## Records from a collection

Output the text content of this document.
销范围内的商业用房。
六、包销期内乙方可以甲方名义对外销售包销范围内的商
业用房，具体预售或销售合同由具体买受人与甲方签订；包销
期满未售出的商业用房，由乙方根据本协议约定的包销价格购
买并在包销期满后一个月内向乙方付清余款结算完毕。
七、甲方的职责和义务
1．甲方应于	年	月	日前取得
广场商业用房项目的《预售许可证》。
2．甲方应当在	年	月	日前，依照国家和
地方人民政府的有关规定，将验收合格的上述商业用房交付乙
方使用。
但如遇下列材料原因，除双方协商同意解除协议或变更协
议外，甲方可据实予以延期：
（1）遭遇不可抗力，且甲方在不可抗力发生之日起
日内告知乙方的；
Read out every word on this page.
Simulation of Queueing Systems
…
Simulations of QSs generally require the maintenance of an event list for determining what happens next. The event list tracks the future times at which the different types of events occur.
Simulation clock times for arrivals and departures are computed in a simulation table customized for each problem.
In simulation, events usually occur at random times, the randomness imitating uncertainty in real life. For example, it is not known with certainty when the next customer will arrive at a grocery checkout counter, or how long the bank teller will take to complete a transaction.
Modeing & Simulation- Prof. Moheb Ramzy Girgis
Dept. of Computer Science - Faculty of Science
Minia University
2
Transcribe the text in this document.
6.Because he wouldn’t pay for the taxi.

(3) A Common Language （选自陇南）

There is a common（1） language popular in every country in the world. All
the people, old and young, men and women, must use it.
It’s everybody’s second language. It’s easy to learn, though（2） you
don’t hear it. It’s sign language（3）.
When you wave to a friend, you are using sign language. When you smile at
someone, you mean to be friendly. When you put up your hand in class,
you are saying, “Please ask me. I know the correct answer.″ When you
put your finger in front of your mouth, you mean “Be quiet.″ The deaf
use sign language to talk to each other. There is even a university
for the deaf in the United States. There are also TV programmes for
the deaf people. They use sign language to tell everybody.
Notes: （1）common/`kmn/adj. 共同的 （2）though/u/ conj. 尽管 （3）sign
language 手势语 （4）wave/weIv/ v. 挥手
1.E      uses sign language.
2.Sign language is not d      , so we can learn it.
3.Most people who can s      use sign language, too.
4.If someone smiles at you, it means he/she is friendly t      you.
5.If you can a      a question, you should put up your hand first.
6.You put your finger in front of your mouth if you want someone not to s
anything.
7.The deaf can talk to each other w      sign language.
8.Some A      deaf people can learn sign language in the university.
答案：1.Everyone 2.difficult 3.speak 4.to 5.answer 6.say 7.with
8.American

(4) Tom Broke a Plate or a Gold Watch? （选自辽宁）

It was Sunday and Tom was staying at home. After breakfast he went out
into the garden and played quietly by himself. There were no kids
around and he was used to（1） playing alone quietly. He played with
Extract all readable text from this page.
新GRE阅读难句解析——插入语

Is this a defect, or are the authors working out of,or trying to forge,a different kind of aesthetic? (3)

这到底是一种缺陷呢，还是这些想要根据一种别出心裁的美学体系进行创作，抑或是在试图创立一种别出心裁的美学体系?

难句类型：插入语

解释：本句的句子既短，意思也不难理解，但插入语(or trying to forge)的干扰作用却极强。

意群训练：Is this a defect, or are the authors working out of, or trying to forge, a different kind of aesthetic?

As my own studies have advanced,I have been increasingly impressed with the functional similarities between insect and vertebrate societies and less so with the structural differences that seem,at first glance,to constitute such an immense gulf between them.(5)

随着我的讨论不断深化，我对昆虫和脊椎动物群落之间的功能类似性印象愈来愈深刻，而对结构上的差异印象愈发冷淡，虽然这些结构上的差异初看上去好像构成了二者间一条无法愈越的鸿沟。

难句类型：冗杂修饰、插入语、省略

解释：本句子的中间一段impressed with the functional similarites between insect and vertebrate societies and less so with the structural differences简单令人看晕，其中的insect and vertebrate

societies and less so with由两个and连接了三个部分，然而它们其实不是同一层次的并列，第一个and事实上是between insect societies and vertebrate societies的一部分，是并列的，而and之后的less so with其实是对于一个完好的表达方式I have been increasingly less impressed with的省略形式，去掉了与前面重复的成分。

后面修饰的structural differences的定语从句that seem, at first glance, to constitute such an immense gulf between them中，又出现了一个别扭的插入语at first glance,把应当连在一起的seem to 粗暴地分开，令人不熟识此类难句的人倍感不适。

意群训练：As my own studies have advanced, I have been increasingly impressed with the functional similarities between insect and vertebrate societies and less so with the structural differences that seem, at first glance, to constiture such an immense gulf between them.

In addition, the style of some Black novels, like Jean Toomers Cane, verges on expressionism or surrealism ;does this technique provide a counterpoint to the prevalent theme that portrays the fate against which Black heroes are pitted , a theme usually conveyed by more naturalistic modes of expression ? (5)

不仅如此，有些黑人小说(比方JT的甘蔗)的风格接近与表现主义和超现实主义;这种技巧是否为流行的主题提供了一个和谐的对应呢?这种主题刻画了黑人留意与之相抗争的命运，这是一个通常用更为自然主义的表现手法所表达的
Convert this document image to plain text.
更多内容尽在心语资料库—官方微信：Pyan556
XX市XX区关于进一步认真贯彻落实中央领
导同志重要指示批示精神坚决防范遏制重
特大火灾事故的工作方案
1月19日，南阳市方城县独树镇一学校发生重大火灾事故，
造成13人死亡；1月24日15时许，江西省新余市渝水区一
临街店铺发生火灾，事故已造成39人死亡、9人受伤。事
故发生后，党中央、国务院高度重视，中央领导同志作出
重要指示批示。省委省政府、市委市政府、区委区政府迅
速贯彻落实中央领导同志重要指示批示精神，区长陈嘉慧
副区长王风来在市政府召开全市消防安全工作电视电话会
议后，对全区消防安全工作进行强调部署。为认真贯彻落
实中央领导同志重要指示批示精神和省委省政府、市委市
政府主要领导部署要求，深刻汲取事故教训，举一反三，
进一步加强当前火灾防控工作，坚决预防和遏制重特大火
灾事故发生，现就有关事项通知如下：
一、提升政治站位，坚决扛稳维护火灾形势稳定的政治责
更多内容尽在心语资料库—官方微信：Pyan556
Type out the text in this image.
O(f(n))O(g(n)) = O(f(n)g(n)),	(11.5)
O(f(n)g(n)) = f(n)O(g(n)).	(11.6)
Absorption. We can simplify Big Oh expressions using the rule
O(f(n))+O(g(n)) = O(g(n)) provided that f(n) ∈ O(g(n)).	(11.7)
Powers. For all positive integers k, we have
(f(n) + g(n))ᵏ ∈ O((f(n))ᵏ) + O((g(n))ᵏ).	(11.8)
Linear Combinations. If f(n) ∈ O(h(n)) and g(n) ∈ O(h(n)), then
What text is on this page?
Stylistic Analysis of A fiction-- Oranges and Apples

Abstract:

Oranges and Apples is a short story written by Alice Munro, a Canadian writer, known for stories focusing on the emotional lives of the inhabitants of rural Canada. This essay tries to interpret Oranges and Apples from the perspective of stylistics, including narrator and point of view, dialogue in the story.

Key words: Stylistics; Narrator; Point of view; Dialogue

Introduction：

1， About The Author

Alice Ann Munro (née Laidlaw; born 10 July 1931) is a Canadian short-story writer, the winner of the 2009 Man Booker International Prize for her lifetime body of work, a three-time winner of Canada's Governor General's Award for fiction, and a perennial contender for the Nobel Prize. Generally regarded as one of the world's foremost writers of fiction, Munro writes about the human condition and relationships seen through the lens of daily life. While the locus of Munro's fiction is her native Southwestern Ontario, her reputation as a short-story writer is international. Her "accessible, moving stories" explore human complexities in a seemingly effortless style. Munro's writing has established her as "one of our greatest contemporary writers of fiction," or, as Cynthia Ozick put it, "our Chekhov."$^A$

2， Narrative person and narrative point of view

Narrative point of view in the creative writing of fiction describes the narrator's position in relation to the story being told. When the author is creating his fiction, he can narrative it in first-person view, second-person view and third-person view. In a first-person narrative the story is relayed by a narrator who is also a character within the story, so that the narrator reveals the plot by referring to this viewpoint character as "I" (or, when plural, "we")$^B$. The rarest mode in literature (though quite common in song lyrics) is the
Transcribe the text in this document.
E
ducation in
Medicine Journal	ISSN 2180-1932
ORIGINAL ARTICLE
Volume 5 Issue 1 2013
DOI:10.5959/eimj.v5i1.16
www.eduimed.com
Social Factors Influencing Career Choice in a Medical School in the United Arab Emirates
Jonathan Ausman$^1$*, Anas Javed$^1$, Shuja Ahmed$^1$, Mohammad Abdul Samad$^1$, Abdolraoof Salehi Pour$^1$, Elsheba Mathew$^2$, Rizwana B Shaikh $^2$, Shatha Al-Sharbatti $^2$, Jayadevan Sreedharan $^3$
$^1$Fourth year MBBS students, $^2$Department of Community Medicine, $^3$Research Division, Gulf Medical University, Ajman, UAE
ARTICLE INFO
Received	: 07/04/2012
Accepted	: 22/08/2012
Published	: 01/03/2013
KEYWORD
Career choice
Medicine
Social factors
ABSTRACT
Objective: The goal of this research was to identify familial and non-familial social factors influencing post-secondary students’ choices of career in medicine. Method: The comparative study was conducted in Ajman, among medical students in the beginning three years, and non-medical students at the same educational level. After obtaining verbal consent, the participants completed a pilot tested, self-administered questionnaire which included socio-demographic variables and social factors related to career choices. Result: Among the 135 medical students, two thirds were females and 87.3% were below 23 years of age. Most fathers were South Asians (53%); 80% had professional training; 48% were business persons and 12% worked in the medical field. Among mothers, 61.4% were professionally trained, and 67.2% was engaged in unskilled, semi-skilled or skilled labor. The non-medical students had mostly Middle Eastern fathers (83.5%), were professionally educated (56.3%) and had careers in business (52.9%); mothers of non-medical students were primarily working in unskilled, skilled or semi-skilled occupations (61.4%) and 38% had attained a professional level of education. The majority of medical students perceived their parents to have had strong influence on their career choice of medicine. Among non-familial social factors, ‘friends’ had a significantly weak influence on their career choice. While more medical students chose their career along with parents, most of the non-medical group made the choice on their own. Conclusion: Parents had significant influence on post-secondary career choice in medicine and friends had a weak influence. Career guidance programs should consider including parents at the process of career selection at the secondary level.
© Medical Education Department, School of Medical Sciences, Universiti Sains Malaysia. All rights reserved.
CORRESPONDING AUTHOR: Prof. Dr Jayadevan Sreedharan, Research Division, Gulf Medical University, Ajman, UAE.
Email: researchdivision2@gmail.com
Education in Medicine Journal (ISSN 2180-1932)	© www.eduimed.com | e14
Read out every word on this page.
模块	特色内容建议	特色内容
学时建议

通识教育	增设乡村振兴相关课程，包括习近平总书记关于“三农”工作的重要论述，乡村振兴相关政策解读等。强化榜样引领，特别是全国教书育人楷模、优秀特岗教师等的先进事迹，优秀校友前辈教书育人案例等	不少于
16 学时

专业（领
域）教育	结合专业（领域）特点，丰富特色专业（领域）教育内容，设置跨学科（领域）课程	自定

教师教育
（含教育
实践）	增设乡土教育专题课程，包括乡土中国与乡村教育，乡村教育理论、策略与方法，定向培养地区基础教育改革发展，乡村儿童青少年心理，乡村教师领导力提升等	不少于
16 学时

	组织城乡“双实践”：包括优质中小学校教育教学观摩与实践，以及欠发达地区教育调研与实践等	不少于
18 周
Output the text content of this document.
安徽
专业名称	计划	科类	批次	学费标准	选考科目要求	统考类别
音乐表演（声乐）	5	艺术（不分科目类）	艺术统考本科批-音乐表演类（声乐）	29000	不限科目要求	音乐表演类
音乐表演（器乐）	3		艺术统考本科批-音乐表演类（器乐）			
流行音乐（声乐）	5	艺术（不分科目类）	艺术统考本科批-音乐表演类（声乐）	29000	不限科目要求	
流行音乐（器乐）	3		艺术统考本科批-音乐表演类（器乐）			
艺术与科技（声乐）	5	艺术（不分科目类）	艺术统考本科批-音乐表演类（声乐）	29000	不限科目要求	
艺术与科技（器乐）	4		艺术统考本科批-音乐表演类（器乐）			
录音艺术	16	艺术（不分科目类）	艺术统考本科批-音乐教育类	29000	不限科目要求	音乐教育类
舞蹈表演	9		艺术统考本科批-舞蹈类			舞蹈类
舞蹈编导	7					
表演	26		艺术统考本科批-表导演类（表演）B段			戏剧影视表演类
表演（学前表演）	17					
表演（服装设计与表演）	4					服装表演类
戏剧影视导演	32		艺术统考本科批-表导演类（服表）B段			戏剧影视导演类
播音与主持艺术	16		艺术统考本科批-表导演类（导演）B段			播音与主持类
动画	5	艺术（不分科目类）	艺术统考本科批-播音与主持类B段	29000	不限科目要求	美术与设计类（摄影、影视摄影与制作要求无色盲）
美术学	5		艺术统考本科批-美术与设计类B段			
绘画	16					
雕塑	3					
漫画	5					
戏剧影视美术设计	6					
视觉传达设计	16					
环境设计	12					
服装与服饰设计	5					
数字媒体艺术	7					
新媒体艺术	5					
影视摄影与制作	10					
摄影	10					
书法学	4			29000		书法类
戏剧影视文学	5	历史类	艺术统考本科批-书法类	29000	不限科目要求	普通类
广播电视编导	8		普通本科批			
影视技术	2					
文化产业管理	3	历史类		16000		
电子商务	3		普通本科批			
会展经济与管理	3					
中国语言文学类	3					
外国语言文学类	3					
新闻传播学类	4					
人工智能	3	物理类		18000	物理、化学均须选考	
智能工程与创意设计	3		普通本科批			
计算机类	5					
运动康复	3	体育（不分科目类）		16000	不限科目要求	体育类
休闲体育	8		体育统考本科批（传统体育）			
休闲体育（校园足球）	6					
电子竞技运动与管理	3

## EXERCISE DETAILS
Write out every line of the preceding listing that contains "advanced".

## EXERCISE RESULT
As my own studies have advanced,I have been increasingly impressed with the functional similarities between insect and vertebrate societies and less so with the structural differences that seem,at first glance,to constitute such an immense gulf between them.(5)
意群训练：As my own studies have advanced, I have been increasingly impressed with the functional similarities between insect and vertebrate societies and less so with the structural differences that seem, at first glance, to constiture such an immense gulf between them.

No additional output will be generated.